>>>>

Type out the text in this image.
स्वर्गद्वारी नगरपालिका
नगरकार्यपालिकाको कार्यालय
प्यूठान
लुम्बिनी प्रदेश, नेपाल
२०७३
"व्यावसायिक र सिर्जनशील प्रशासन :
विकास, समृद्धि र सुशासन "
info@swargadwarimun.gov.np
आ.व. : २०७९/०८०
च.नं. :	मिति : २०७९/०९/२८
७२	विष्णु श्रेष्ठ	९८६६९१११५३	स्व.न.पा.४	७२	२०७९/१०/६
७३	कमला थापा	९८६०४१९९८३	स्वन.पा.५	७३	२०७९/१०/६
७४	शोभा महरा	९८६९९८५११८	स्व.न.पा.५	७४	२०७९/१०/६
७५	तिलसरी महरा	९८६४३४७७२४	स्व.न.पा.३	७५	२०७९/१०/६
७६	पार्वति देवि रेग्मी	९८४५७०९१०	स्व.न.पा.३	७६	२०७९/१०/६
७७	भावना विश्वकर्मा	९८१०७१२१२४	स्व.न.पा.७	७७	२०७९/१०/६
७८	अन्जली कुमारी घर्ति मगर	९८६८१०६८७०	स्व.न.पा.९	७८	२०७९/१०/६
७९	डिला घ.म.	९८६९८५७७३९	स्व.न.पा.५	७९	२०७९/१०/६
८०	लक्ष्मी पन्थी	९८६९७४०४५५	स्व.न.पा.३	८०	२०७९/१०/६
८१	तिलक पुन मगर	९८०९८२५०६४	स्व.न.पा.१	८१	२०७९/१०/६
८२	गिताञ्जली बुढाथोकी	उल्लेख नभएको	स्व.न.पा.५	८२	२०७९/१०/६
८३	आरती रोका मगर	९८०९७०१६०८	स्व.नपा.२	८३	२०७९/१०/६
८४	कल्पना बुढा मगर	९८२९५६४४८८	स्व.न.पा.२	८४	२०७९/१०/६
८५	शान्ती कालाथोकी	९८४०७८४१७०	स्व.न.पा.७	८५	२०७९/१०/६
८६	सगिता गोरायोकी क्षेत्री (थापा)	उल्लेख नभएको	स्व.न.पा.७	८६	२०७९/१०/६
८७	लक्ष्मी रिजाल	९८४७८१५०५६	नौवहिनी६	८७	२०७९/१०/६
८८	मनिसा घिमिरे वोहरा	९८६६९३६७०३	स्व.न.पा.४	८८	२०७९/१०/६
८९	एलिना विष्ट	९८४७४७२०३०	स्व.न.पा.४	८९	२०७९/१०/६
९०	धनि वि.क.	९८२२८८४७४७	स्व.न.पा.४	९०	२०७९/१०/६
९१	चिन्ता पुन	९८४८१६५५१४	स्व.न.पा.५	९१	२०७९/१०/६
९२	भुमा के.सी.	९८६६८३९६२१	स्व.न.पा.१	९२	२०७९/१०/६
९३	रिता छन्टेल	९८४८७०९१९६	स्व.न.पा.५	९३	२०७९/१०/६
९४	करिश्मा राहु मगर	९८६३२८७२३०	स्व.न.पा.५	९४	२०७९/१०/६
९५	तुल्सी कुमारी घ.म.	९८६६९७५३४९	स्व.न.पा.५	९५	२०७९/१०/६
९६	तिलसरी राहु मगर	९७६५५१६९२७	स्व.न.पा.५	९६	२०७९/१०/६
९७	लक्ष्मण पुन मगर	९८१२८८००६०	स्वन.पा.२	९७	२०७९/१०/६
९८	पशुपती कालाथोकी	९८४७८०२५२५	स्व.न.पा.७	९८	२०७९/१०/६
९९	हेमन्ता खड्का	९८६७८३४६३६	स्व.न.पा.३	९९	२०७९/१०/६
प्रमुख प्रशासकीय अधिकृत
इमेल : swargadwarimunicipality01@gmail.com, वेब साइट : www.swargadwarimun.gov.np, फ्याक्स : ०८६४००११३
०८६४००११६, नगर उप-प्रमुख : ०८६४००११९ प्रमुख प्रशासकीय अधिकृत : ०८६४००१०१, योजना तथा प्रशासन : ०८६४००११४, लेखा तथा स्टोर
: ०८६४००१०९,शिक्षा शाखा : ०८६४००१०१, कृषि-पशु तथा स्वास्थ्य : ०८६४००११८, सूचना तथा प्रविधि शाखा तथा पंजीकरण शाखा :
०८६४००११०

<<<<
>>>>

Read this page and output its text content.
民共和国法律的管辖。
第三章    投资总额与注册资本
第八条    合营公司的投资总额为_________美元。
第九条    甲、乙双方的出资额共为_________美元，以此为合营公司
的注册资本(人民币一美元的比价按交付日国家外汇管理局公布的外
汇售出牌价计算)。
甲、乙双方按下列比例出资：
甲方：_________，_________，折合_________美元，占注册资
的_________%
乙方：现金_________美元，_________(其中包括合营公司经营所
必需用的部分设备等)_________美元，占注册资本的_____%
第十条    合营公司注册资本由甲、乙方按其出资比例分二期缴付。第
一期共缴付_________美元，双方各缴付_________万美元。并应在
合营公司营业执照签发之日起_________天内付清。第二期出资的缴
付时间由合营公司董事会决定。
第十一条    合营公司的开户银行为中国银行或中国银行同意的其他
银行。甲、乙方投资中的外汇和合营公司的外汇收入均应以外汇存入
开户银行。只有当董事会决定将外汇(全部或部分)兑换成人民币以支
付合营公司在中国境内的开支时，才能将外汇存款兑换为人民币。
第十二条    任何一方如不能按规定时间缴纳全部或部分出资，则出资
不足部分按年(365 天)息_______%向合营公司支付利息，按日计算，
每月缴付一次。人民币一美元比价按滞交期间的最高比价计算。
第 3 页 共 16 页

<<<<

Stated task: Tally up the lines with the word "this" in them, and answer with that number by itself.

Finished exercise: 2